* **Work to do**: Retype the whole listing verbatim and keep the pictures out of it.

* **Extracted material**:
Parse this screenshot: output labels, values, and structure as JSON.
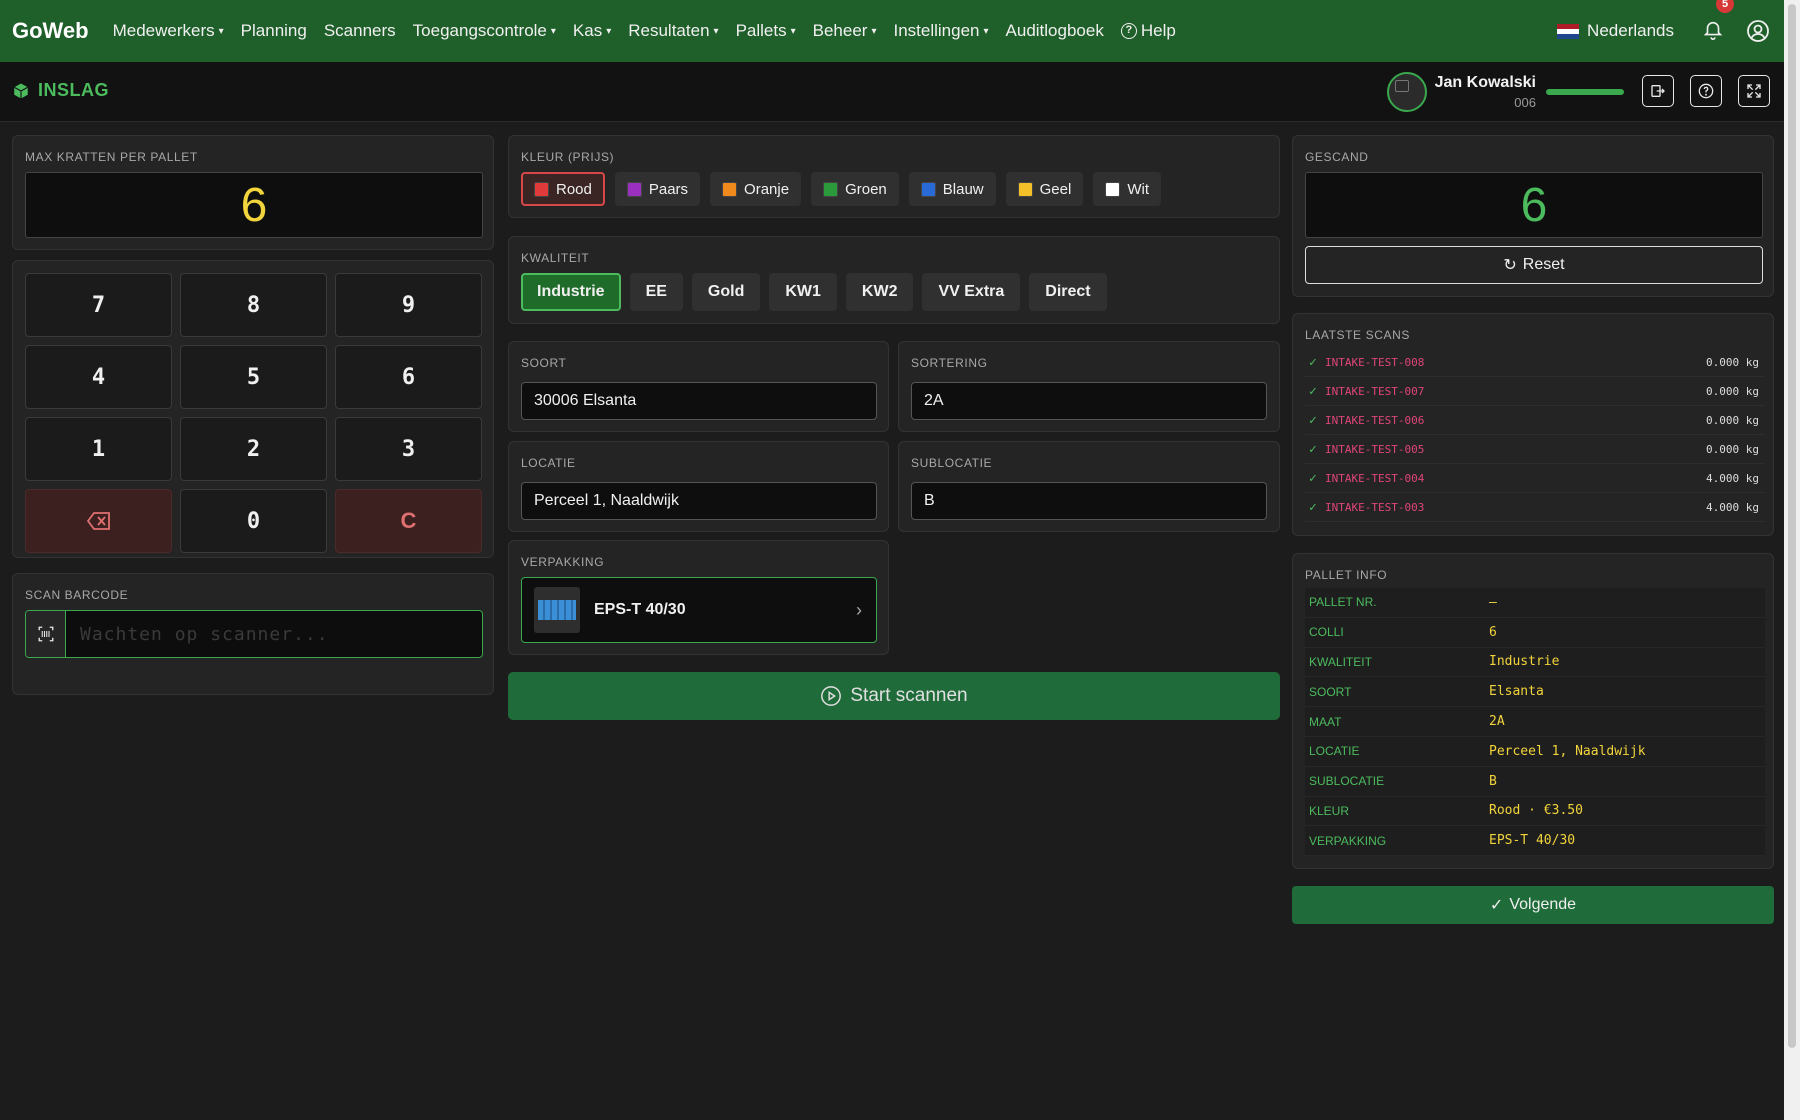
{
  "nav": {
    "brand": "GoWeb",
    "items": [
      {
        "label": "Medewerkers",
        "caret": true
      },
      {
        "label": "Planning",
        "caret": false
      },
      {
        "label": "Scanners",
        "caret": false
      },
      {
        "label": "Toegangscontrole",
        "caret": true
      },
      {
        "label": "Kas",
        "caret": true
      },
      {
        "label": "Resultaten",
        "caret": true
      },
      {
        "label": "Pallets",
        "caret": true
      },
      {
        "label": "Beheer",
        "caret": true
      },
      {
        "label": "Instellingen",
        "caret": true
      },
      {
        "label": "Auditlogboek",
        "caret": false
      }
    ],
    "help_label": "Help",
    "language": "Nederlands",
    "notification_count": "5"
  },
  "page": {
    "title": "INSLAG",
    "user_name": "Jan Kowalski",
    "user_code": "006",
    "user_progress": 1.0
  },
  "left": {
    "max_label": "MAX KRATTEN PER PALLET",
    "max_value": "6",
    "keys": [
      "7",
      "8",
      "9",
      "4",
      "5",
      "6",
      "1",
      "2",
      "3",
      "backspace",
      "0",
      "C"
    ],
    "scan_label": "SCAN BARCODE",
    "scan_placeholder": "Wachten op scanner..."
  },
  "middle": {
    "color_label": "KLEUR (PRIJS)",
    "colors": [
      {
        "label": "Rood",
        "swatch": "#e03a3a",
        "selected": true
      },
      {
        "label": "Paars",
        "swatch": "#9b30c0",
        "selected": false
      },
      {
        "label": "Oranje",
        "swatch": "#f08a1c",
        "selected": false
      },
      {
        "label": "Groen",
        "swatch": "#2a9a3a",
        "selected": false
      },
      {
        "label": "Blauw",
        "swatch": "#2a6ad6",
        "selected": false
      },
      {
        "label": "Geel",
        "swatch": "#f4c02a",
        "selected": false
      },
      {
        "label": "Wit",
        "swatch": "#ffffff",
        "selected": false
      }
    ],
    "quality_label": "KWALITEIT",
    "qualities": [
      {
        "label": "Industrie",
        "selected": true
      },
      {
        "label": "EE",
        "selected": false
      },
      {
        "label": "Gold",
        "selected": false
      },
      {
        "label": "KW1",
        "selected": false
      },
      {
        "label": "KW2",
        "selected": false
      },
      {
        "label": "VV Extra",
        "selected": false
      },
      {
        "label": "Direct",
        "selected": false
      }
    ],
    "soort_label": "SOORT",
    "soort_value": "30006 Elsanta",
    "sortering_label": "SORTERING",
    "sortering_value": "2A",
    "locatie_label": "LOCATIE",
    "locatie_value": "Perceel 1, Naaldwijk",
    "sublocatie_label": "SUBLOCATIE",
    "sublocatie_value": "B",
    "verpakking_label": "VERPAKKING",
    "verpakking_value": "EPS-T 40/30",
    "start_label": "Start scannen"
  },
  "right": {
    "scanned_label": "GESCAND",
    "scanned_value": "6",
    "reset_label": "Reset",
    "last_scans_label": "LAATSTE SCANS",
    "scans": [
      {
        "id": "INTAKE-TEST-008",
        "weight": "0.000 kg"
      },
      {
        "id": "INTAKE-TEST-007",
        "weight": "0.000 kg"
      },
      {
        "id": "INTAKE-TEST-006",
        "weight": "0.000 kg"
      },
      {
        "id": "INTAKE-TEST-005",
        "weight": "0.000 kg"
      },
      {
        "id": "INTAKE-TEST-004",
        "weight": "4.000 kg"
      },
      {
        "id": "INTAKE-TEST-003",
        "weight": "4.000 kg"
      }
    ],
    "pallet_info_label": "PALLET INFO",
    "pallet_info": [
      {
        "key": "PALLET NR.",
        "value": "–"
      },
      {
        "key": "COLLI",
        "value": "6"
      },
      {
        "key": "KWALITEIT",
        "value": "Industrie"
      },
      {
        "key": "SOORT",
        "value": "Elsanta"
      },
      {
        "key": "MAAT",
        "value": "2A"
      },
      {
        "key": "LOCATIE",
        "value": "Perceel 1, Naaldwijk"
      },
      {
        "key": "SUBLOCATIE",
        "value": "B"
      },
      {
        "key": "KLEUR",
        "value": "Rood · €3.50"
      },
      {
        "key": "VERPAKKING",
        "value": "EPS-T 40/30"
      }
    ],
    "next_label": "Volgende"
  },
  "colors": {
    "nav_bg": "#1f5f2a",
    "accent_green": "#4cbb5e",
    "accent_yellow": "#f2d43c",
    "scan_id_pink": "#e0447a"
  }
}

* **Answer to the exercise**:
Parse this screenshot: output labels, values, and structure as JSON.
{
  "nav": {
    "brand": "GoWeb",
    "items": [
      {
        "label": "Medewerkers",
        "caret": true
      },
      {
        "label": "Planning",
        "caret": false
      },
      {
        "label": "Scanners",
        "caret": false
      },
      {
        "label": "Toegangscontrole",
        "caret": true
      },
      {
        "label": "Kas",
        "caret": true
      },
      {
        "label": "Resultaten",
        "caret": true
      },
      {
        "label": "Pallets",
        "caret": true
      },
      {
        "label": "Beheer",
        "caret": true
      },
      {
        "label": "Instellingen",
        "caret": true
      },
      {
        "label": "Auditlogboek",
        "caret": false
      }
    ],
    "help_label": "Help",
    "language": "Nederlands",
    "notification_count": "5"
  },
  "page": {
    "title": "INSLAG",
    "user_name": "Jan Kowalski",
    "user_code": "006",
    "user_progress": 1.0
  },
  "left": {
    "max_label": "MAX KRATTEN PER PALLET",
    "max_value": "6",
    "keys": [
      "7",
      "8",
      "9",
      "4",
      "5",
      "6",
      "1",
      "2",
      "3",
      "backspace",
      "0",
      "C"
    ],
    "scan_label": "SCAN BARCODE",
    "scan_placeholder": "Wachten op scanner..."
  },
  "middle": {
    "color_label": "KLEUR (PRIJS)",
    "colors": [
      {
        "label": "Rood",
        "swatch": "#e03a3a",
        "selected": true
      },
      {
        "label": "Paars",
        "swatch": "#9b30c0",
        "selected": false
      },
      {
        "label": "Oranje",
        "swatch": "#f08a1c",
        "selected": false
      },
      {
        "label": "Groen",
        "swatch": "#2a9a3a",
        "selected": false
      },
      {
        "label": "Blauw",
        "swatch": "#2a6ad6",
        "selected": false
      },
      {
        "label": "Geel",
        "swatch": "#f4c02a",
        "selected": false
      },
      {
        "label": "Wit",
        "swatch": "#ffffff",
        "selected": false
      }
    ],
    "quality_label": "KWALITEIT",
    "qualities": [
      {
        "label": "Industrie",
        "selected": true
      },
      {
        "label": "EE",
        "selected": false
      },
      {
        "label": "Gold",
        "selected": false
      },
      {
        "label": "KW1",
        "selected": false
      },
      {
        "label": "KW2",
        "selected": false
      },
      {
        "label": "VV Extra",
        "selected": false
      },
      {
        "label": "Direct",
        "selected": false
      }
    ],
    "soort_label": "SOORT",
    "soort_value": "30006 Elsanta",
    "sortering_label": "SORTERING",
    "sortering_value": "2A",
    "locatie_label": "LOCATIE",
    "locatie_value": "Perceel 1, Naaldwijk",
    "sublocatie_label": "SUBLOCATIE",
    "sublocatie_value": "B",
    "verpakking_label": "VERPAKKING",
    "verpakking_value": "EPS-T 40/30",
    "start_label": "Start scannen"
  },
  "right": {
    "scanned_label": "GESCAND",
    "scanned_value": "6",
    "reset_label": "Reset",
    "last_scans_label": "LAATSTE SCANS",
    "scans": [
      {
        "id": "INTAKE-TEST-008",
        "weight": "0.000 kg"
      },
      {
        "id": "INTAKE-TEST-007",
        "weight": "0.000 kg"
      },
      {
        "id": "INTAKE-TEST-006",
        "weight": "0.000 kg"
      },
      {
        "id": "INTAKE-TEST-005",
        "weight": "0.000 kg"
      },
      {
        "id": "INTAKE-TEST-004",
        "weight": "4.000 kg"
      },
      {
        "id": "INTAKE-TEST-003",
        "weight": "4.000 kg"
      }
    ],
    "pallet_info_label": "PALLET INFO",
    "pallet_info": [
      {
        "key": "PALLET NR.",
        "value": "–"
      },
      {
        "key": "COLLI",
        "value": "6"
      },
      {
        "key": "KWALITEIT",
        "value": "Industrie"
      },
      {
        "key": "SOORT",
        "value": "Elsanta"
      },
      {
        "key": "MAAT",
        "value": "2A"
      },
      {
        "key": "LOCATIE",
        "value": "Perceel 1, Naaldwijk"
      },
      {
        "key": "SUBLOCATIE",
        "value": "B"
      },
      {
        "key": "KLEUR",
        "value": "Rood · €3.50"
      },
      {
        "key": "VERPAKKING",
        "value": "EPS-T 40/30"
      }
    ],
    "next_label": "Volgende"
  },
  "colors": {
    "nav_bg": "#1f5f2a",
    "accent_green": "#4cbb5e",
    "accent_yellow": "#f2d43c",
    "scan_id_pink": "#e0447a"
  }
}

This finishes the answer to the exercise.